**TASK STATEMENT:** Quote the passage of the dog show thread below between "## ArkansasGold (Dec" and "your earlier posts)", inclusive.

**SOURCE DOCUMENT:**
** Start **

There will be puppy sweepstakes for puppies 6-18 months of age, broken into different age groups. There will be regular and non regular classes. If you print up the 'Premium' it will break down all the information for you. The classes just go one after the other.

It's a "cluster" of shows, meaning other clubs are going to be at the same location with shows Friday - Monday and the Golden club is "supporting" them, meaning they are going to ask members to stick around and enter their Goldens in the kennel club all breed shows. So you can go all weekend and see tons of other breeds and there will also be Goldens. THat one will have multiple rings going on but Goldens will only be in one ring. There will also be obedience and rally on the weekend.

Bring your chairs and I would bring a cooler. (food is available for sale usually but quality can be risky  ) You can bring a little wagon if you have a ton of stuff to carry since you may have to walk a fair distance from parking to the actual ringside area. It will be pretty obvious where people are working and grooming dogs so easy for you to stand off to the side and watch without getting in the way. Same thing with ring side seating, just set up and if you watch, you can figure out who seems to know what's going on and you can quietly ask questions if you're and outgoing person  People love to teach others who admit they want to learn, you'll be surprised if you ask how nice some people will be as long as they're not about to go into the ring.

There may be some vendors on Thursday with great stuff for sale, but it may not be till the weekend shows that all of them are set up and selling. It's a great shopping opportunity when there are big shows with multiple clubs like this one. YOu're going to have so much fun


----------



## ArkansasGold (Dec 7, 2017)

If you wait for the Judging Schedule to come out (it should be online at least a few days before the show), it will tell you how many dogs are entered. The numbers next to each breed indicate the number of "class" dogs, bitches, and the number of titled champion dogs and bitches.

For Example: 
Retrievers (Golden): 5, 8,- 2, 4 means 5 class dogs, 8 class bitches, 2 CH dogs, and 4 CH bitches (thanks @Prism Goldens, I totally stole that from one of your earlier posts) 

Each breed goes in one ring, although I think Sweeps classes can be in a different one (not entirely sure about that). I don't know exactly how the Sweepstakes classes work, just that it's usually only for owner-handled puppies and veterans (although handlers are sometimes allowed). The Judging Schedule will show which judges and breeds are in which ring and the approximate times. It won't tell you a specific time for each breed, but it will show a few times. Some breeds (like Goldens) can take HOURS to judge from beginning to end if there is a large entry.

** End **

[Rows from a layout dataset]
** Start **

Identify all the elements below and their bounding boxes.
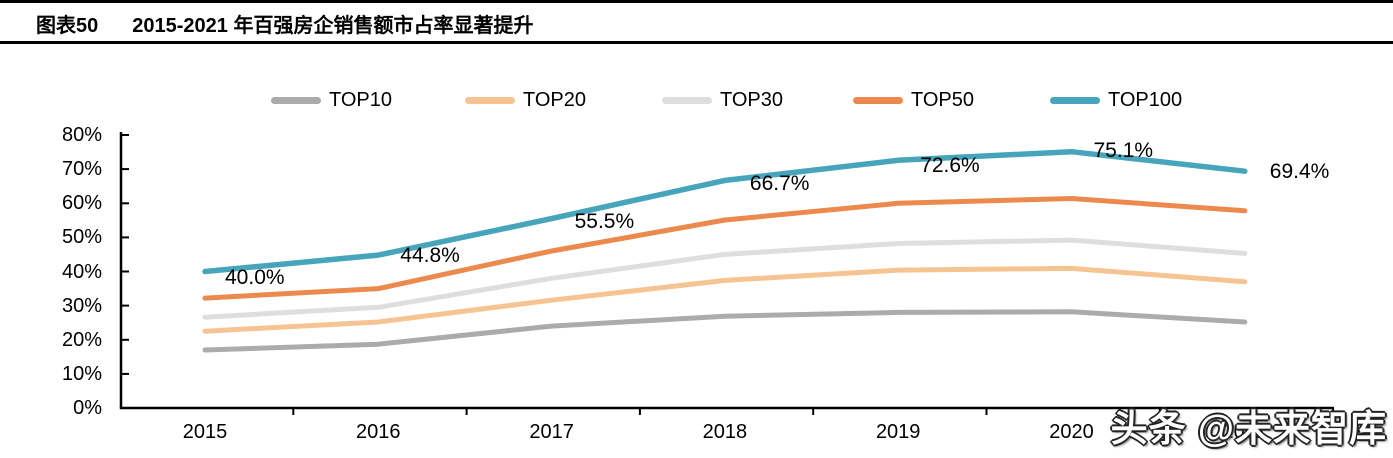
series-line-top30 [202, 237, 1248, 320]
y-tick-label: 70% [61, 158, 102, 181]
legend-swatch-top10 [271, 96, 321, 104]
legend-item-top20: TOP20 [465, 88, 586, 112]
data-label-2016: 44.8% [400, 244, 460, 268]
title-divider [0, 41, 1393, 44]
chart-title-text: 2015-2021 年百强房企销售额市占率显著提升 [132, 15, 534, 37]
y-tick-label: 40% [61, 260, 102, 283]
x-tick-label: 2017 [529, 421, 574, 443]
data-label-2021: 69.4% [1269, 160, 1330, 184]
x-tick-label: 2015 [182, 421, 228, 443]
y-tick-label: 0% [73, 397, 102, 419]
legend-label-top100: TOP100 [1108, 88, 1183, 111]
data-label-2019: 72.6% [920, 154, 980, 178]
x-tick-label: 2019 [875, 421, 921, 443]
y-tick-label: 50% [61, 226, 102, 249]
legend-label-top30: TOP30 [720, 88, 783, 111]
legend-item-top100: TOP100 [1050, 88, 1182, 112]
x-tick-label: 2016 [356, 421, 401, 443]
series-line-top10 [202, 309, 1248, 353]
series-line-top20 [202, 265, 1248, 334]
legend-label-top20: TOP20 [523, 88, 586, 111]
data-label-2020: 75.1% [1093, 138, 1154, 162]
legend-item-top50: TOP50 [853, 88, 974, 112]
legend-swatch-top30 [662, 96, 712, 104]
x-tick-label: 2018 [702, 421, 748, 443]
x-tick-label: 2021 [1222, 421, 1268, 443]
y-tick-label: 80% [61, 124, 102, 146]
data-label-2017: 55.5% [574, 209, 635, 233]
legend-label-top10: TOP10 [329, 88, 392, 111]
data-label-2015: 40.0% [225, 265, 285, 289]
x-tick-label: 2020 [1049, 421, 1094, 443]
top-divider [0, 0, 1393, 3]
series-line-top100 [202, 148, 1248, 275]
series-line-top50 [202, 196, 1248, 301]
chart-number-label: 图表50 [36, 15, 99, 37]
chart-title: 图表50 2015-2021 年百强房企销售额市占率显著提升 [36, 9, 533, 38]
legend-item-top30: TOP30 [662, 88, 783, 112]
legend-label-top50: TOP50 [911, 88, 974, 111]
y-tick-label: 20% [61, 328, 102, 351]
legend-swatch-top100 [1050, 96, 1100, 104]
y-tick-label: 10% [61, 362, 102, 385]
legend-swatch-top20 [465, 96, 515, 104]
y-tick-label: 60% [61, 192, 102, 215]
watermark: 头条 @未来智库 [1110, 408, 1387, 449]
legend-item-top10: TOP10 [271, 88, 392, 112]
y-tick-label: 30% [61, 294, 102, 317]
data-label-2018: 66.7% [749, 172, 810, 196]
legend-swatch-top50 [853, 96, 903, 104]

** End **

**FINISHED EXERCISE:**
## ArkansasGold (Dec 7, 2017)

If you wait for the Judging Schedule to come out (it should be online at least a few days before the show), it will tell you how many dogs are entered. The numbers next to each breed indicate the number of "class" dogs, bitches, and the number of titled champion dogs and bitches.

For Example: 
Retrievers (Golden): 5, 8,- 2, 4 means 5 class dogs, 8 class bitches, 2 CH dogs, and 4 CH bitches (thanks @Prism Goldens, I totally stole that from one of your earlier posts)